_STATED TASK 1_
Answer these questions using the sequence diagram text, marking each answer with the same letter:
(a) What hostname is given in parentheses for Raptor in the legitimate customer request diagram?
(b) What rate limit threshold is stated in the attack blocked at edge diagram?
(c) To which path does Postmark Delivery send its POST request?
_STATED TASK 2_
Reproduce the records verbatim, starting with their first line and continuing through the line containing "live-status-text: Live ·", with both of those lines included.

_PAGE TEXT_
7. Sequence Diagrams

Legitimate customer request (WAF pass-through)

sequenceDiagram
    participant C as Customer Browser
    participant WAF as CF Edge (WAF + Rate Limit)
    participant CFa as CF Access (operator surfaces)
    participant R as Raptor (api.raxx.app)
    participant DB as Postgres / Queue

    C->>WAF: POST /api/auth/login/verify
    WAF->>WAF: Evaluate managed + custom rules
    WAF->>WAF: Bot score check (score < threshold)
    WAF->>WAF: Rate limit check (under threshold)
    Note over WAF: PASS — request forwarded
    WAF->>R: Forward with CF-Connecting-IP injected
    R->>R: FLAG_ENFORCE_CF_ORIGIN check (CF-Connecting-IP present)
    R->>R: WebAuthn verification
    R->>DB: Write audit_log row
    R-->>C: 200 Set-Cookie: session=...

Attack blocked at edge

sequenceDiagram
    participant A as Attacker
    participant WAF as CF Edge (WAF)
    participant R as Raptor

    A->>WAF: POST /api/auth/login/verify (credential stuffing, 500 req/min)
    WAF->>WAF: Rate limit: 500 req/60s > threshold (20)
    WAF->>WAF: Log WAF event (FirewallMatchesActions: block)
    WAF-->>A: 429 Too Many Requests (Cloudflare challenge page)
    Note over R: Request never reaches Raptor

Webhook bypass

sequenceDiagram
    participant PM as Postmark Delivery
    participant WAF as CF Edge (WAF)
    participant R as Raptor

    PM->>WAF: POST /api/webhooks/postmark (from Postmark IP range)

_DATA PROVIDED_
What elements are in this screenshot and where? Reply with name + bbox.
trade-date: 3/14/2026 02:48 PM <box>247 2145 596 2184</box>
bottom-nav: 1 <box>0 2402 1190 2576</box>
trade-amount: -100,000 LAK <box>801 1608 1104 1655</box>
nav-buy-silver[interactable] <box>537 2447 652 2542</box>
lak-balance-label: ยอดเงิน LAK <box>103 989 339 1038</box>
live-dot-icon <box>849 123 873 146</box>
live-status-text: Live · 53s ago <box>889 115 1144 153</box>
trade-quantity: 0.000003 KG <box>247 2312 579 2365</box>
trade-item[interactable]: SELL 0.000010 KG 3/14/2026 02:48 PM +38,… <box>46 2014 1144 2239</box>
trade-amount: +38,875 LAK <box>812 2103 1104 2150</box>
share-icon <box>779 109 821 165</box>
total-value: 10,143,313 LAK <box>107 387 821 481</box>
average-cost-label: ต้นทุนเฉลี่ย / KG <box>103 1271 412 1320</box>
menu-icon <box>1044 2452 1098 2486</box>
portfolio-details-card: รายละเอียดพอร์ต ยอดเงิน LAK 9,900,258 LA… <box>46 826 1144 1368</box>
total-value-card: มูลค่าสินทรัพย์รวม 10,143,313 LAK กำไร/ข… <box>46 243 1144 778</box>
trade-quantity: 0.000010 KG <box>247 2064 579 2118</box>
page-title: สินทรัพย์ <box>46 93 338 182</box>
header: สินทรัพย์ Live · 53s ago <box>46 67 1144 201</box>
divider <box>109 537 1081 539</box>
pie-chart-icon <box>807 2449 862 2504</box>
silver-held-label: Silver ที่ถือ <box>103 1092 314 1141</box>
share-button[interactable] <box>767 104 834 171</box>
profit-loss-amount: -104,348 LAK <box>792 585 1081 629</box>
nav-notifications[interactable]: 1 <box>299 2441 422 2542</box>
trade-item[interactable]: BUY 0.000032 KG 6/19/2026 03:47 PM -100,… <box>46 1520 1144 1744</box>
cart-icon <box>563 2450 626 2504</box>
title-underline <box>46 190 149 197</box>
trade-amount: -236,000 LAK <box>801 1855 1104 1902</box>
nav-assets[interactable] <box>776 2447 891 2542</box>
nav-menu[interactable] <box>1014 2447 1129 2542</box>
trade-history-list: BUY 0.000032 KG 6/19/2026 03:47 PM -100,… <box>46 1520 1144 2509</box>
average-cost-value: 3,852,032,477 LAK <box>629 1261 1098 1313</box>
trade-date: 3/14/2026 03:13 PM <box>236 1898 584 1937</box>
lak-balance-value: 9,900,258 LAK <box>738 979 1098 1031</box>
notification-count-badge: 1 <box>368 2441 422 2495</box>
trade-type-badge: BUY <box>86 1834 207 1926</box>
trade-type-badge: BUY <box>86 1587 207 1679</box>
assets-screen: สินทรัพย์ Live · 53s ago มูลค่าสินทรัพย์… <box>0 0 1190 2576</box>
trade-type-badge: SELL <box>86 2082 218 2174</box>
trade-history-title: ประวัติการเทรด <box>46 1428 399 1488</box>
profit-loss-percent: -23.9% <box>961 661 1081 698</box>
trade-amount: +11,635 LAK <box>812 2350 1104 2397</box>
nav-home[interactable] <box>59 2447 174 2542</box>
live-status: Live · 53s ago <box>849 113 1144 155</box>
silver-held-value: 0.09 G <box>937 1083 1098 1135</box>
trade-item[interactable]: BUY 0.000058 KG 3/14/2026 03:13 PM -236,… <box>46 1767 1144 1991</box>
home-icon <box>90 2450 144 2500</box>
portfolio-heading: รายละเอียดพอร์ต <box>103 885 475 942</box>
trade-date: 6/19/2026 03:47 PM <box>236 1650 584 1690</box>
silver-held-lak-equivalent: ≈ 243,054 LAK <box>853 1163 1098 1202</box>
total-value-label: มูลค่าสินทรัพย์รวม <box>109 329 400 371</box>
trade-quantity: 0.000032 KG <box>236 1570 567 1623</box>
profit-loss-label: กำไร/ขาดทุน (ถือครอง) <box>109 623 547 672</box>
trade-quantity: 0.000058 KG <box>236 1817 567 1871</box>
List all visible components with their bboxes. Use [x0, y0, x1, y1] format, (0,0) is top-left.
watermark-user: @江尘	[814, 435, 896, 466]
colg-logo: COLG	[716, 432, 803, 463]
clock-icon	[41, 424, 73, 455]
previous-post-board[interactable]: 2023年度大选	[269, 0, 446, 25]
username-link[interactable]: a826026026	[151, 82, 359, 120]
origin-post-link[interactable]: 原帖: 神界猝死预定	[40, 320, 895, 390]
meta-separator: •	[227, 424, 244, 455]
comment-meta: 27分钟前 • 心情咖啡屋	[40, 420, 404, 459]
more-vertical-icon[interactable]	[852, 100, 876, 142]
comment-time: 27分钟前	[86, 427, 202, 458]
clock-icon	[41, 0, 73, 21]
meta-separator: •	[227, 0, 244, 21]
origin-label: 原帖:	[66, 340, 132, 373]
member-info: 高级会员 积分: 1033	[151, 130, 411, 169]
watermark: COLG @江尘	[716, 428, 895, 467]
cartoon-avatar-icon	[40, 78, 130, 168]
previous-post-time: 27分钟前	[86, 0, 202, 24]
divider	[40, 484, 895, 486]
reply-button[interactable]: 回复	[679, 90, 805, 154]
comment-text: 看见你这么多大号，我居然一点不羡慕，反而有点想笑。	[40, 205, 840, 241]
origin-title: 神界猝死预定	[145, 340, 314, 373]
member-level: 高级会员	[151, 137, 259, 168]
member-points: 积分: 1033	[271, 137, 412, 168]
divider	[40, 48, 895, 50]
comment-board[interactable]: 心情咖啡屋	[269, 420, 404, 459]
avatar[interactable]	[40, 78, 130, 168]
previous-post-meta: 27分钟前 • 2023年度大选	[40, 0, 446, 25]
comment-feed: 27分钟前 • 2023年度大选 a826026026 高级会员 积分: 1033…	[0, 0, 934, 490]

_EXERCISE ANSWER 1_
(a) api.raxx.app
(b) 20
(c) /api/webhooks/postmark

_EXERCISE ANSWER 2_
What elements are in this screenshot and where? Reply with name + bbox.
trade-date: 3/14/2026 02:48 PM <box>247 2145 596 2184</box>
bottom-nav: 1 <box>0 2402 1190 2576</box>
trade-amount: -100,000 LAK <box>801 1608 1104 1655</box>
nav-buy-silver[interactable] <box>537 2447 652 2542</box>
lak-balance-label: ยอดเงิน LAK <box>103 989 339 1038</box>
live-dot-icon <box>849 123 873 146</box>
live-status-text: Live · 53s ago <box>889 115 1144 153</box>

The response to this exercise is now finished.